Records for this task:
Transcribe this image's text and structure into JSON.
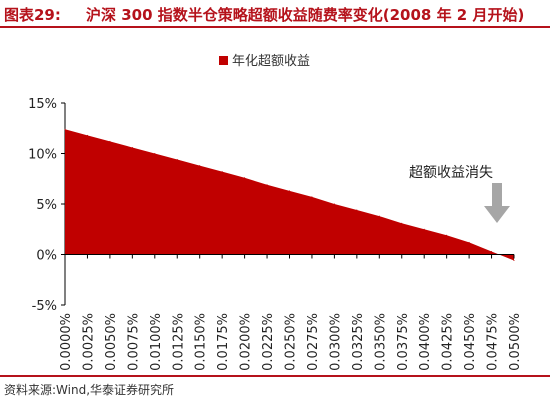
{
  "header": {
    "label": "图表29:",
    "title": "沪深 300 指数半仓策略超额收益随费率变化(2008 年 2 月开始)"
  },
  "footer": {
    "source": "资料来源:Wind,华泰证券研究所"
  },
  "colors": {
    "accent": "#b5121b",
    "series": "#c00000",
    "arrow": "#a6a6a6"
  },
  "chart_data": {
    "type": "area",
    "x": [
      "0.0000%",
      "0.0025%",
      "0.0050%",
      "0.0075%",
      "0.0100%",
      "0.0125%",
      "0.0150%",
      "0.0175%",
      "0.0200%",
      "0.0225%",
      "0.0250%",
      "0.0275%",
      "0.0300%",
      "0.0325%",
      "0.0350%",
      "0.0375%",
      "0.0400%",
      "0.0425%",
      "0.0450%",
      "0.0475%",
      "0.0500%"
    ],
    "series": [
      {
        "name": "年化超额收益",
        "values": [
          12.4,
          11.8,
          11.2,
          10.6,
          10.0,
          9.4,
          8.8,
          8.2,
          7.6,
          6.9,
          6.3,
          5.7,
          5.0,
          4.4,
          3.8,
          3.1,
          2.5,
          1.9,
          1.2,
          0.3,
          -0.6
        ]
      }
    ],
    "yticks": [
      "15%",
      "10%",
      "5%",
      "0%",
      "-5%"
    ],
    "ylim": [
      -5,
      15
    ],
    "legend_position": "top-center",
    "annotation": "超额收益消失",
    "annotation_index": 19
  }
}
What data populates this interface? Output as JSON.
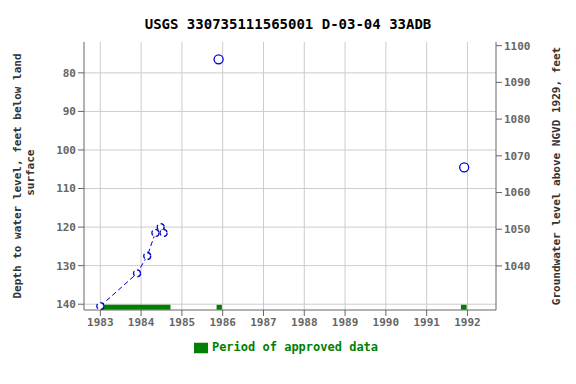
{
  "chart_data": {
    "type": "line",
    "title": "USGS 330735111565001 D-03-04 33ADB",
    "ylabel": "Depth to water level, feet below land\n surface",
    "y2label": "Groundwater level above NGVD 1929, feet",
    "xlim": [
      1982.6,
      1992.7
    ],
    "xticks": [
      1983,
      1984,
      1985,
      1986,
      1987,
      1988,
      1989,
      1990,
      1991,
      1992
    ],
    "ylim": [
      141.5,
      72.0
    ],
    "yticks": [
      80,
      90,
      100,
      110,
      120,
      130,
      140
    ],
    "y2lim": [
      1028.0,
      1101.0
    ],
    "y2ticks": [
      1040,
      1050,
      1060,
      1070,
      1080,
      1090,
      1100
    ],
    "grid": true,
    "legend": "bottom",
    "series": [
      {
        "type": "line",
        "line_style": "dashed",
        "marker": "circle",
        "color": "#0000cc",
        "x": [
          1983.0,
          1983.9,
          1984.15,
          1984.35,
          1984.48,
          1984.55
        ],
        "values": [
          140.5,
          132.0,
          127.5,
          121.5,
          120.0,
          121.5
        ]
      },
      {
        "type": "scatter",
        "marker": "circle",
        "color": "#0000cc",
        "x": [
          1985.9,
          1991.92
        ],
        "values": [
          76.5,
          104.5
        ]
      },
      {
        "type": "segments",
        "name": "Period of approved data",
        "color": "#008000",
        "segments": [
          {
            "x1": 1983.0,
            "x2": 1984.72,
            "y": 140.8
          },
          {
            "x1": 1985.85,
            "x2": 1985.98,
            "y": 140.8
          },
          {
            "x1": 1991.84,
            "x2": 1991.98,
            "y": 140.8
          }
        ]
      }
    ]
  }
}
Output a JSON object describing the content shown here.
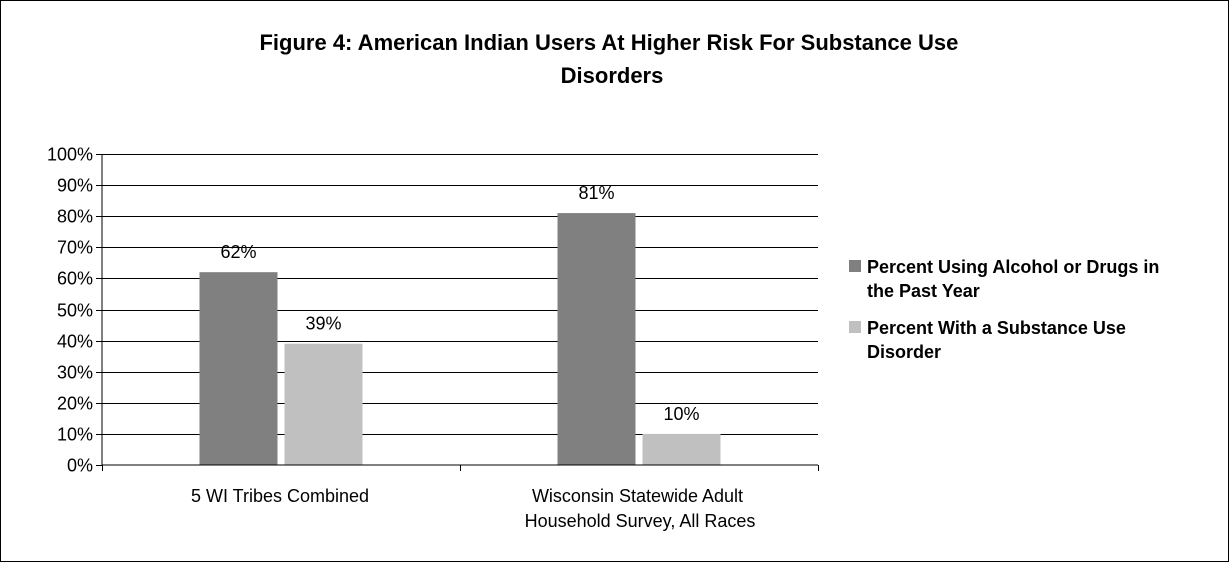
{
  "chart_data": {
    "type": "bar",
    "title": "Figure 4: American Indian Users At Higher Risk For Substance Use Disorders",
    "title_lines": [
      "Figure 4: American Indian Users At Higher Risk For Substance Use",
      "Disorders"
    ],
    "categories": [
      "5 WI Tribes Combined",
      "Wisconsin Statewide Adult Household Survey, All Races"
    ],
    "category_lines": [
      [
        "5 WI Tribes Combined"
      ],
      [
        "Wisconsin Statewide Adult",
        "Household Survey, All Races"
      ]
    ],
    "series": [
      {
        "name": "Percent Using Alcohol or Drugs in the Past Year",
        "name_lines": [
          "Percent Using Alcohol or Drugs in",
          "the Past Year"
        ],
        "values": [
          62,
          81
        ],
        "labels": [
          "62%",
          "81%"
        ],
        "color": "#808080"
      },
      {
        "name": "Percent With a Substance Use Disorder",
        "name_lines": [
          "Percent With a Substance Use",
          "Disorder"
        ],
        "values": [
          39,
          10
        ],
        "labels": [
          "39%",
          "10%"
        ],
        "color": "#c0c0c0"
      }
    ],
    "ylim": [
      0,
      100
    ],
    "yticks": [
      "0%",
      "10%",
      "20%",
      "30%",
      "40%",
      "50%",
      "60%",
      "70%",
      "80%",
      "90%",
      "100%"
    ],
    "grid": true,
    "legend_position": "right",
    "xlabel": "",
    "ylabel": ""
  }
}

Exercise: Strip the images and reproduce the remaining records precisely.

Correct response:
Transcribe this image's text and structure into JSON.
{
  "header": {
    "label": "图表29:",
    "title": "沪深 300 指数半仓策略超额收益随费率变化(2008 年 2 月开始)"
  },
  "footer": {
    "source": "资料来源:Wind,华泰证券研究所"
  },
  "colors": {
    "accent": "#b5121b",
    "series": "#c00000",
    "arrow": "#a6a6a6"
  },
  "chart_data": {
    "type": "area",
    "x": [
      "0.0000%",
      "0.0025%",
      "0.0050%",
      "0.0075%",
      "0.0100%",
      "0.0125%",
      "0.0150%",
      "0.0175%",
      "0.0200%",
      "0.0225%",
      "0.0250%",
      "0.0275%",
      "0.0300%",
      "0.0325%",
      "0.0350%",
      "0.0375%",
      "0.0400%",
      "0.0425%",
      "0.0450%",
      "0.0475%",
      "0.0500%"
    ],
    "series": [
      {
        "name": "年化超额收益",
        "values": [
          12.4,
          11.8,
          11.2,
          10.6,
          10.0,
          9.4,
          8.8,
          8.2,
          7.6,
          6.9,
          6.3,
          5.7,
          5.0,
          4.4,
          3.8,
          3.1,
          2.5,
          1.9,
          1.2,
          0.3,
          -0.6
        ]
      }
    ],
    "yticks": [
      "15%",
      "10%",
      "5%",
      "0%",
      "-5%"
    ],
    "ylim": [
      -5,
      15
    ],
    "legend_position": "top-center",
    "annotation": "超额收益消失",
    "annotation_index": 19
  }
}
What data populates this interface? Output as JSON.
{
  "chart_data": {
    "type": "line",
    "title": "USGS 330735111565001 D-03-04 33ADB",
    "ylabel": "Depth to water level, feet below land\n surface",
    "y2label": "Groundwater level above NGVD 1929, feet",
    "xlim": [
      1982.6,
      1992.7
    ],
    "xticks": [
      1983,
      1984,
      1985,
      1986,
      1987,
      1988,
      1989,
      1990,
      1991,
      1992
    ],
    "ylim": [
      141.5,
      72.0
    ],
    "yticks": [
      80,
      90,
      100,
      110,
      120,
      130,
      140
    ],
    "y2lim": [
      1028.0,
      1101.0
    ],
    "y2ticks": [
      1040,
      1050,
      1060,
      1070,
      1080,
      1090,
      1100
    ],
    "grid": true,
    "legend": "bottom",
    "series": [
      {
        "type": "line",
        "line_style": "dashed",
        "marker": "circle",
        "color": "#0000cc",
        "x": [
          1983.0,
          1983.9,
          1984.15,
          1984.35,
          1984.48,
          1984.55
        ],
        "values": [
          140.5,
          132.0,
          127.5,
          121.5,
          120.0,
          121.5
        ]
      },
      {
        "type": "scatter",
        "marker": "circle",
        "color": "#0000cc",
        "x": [
          1985.9,
          1991.92
        ],
        "values": [
          76.5,
          104.5
        ]
      },
      {
        "type": "segments",
        "name": "Period of approved data",
        "color": "#008000",
        "segments": [
          {
            "x1": 1983.0,
            "x2": 1984.72,
            "y": 140.8
          },
          {
            "x1": 1985.85,
            "x2": 1985.98,
            "y": 140.8
          },
          {
            "x1": 1991.84,
            "x2": 1991.98,
            "y": 140.8
          }
        ]
      }
    ]
  }
}
Output a JSON object describing the content shown here.
{
  "chart_data": {
    "type": "bar",
    "title": "Figure 4: American Indian Users At Higher Risk For Substance Use Disorders",
    "title_lines": [
      "Figure 4: American Indian Users At Higher Risk For Substance Use",
      "Disorders"
    ],
    "categories": [
      "5 WI Tribes Combined",
      "Wisconsin Statewide Adult Household Survey, All Races"
    ],
    "category_lines": [
      [
        "5 WI Tribes Combined"
      ],
      [
        "Wisconsin Statewide Adult",
        "Household Survey, All Races"
      ]
    ],
    "series": [
      {
        "name": "Percent Using Alcohol or Drugs in the Past Year",
        "name_lines": [
          "Percent Using Alcohol or Drugs in",
          "the Past Year"
        ],
        "values": [
          62,
          81
        ],
        "labels": [
          "62%",
          "81%"
        ],
        "color": "#808080"
      },
      {
        "name": "Percent With a Substance Use Disorder",
        "name_lines": [
          "Percent With a Substance Use",
          "Disorder"
        ],
        "values": [
          39,
          10
        ],
        "labels": [
          "39%",
          "10%"
        ],
        "color": "#c0c0c0"
      }
    ],
    "ylim": [
      0,
      100
    ],
    "yticks": [
      "0%",
      "10%",
      "20%",
      "30%",
      "40%",
      "50%",
      "60%",
      "70%",
      "80%",
      "90%",
      "100%"
    ],
    "grid": true,
    "legend_position": "right",
    "xlabel": "",
    "ylabel": ""
  }
}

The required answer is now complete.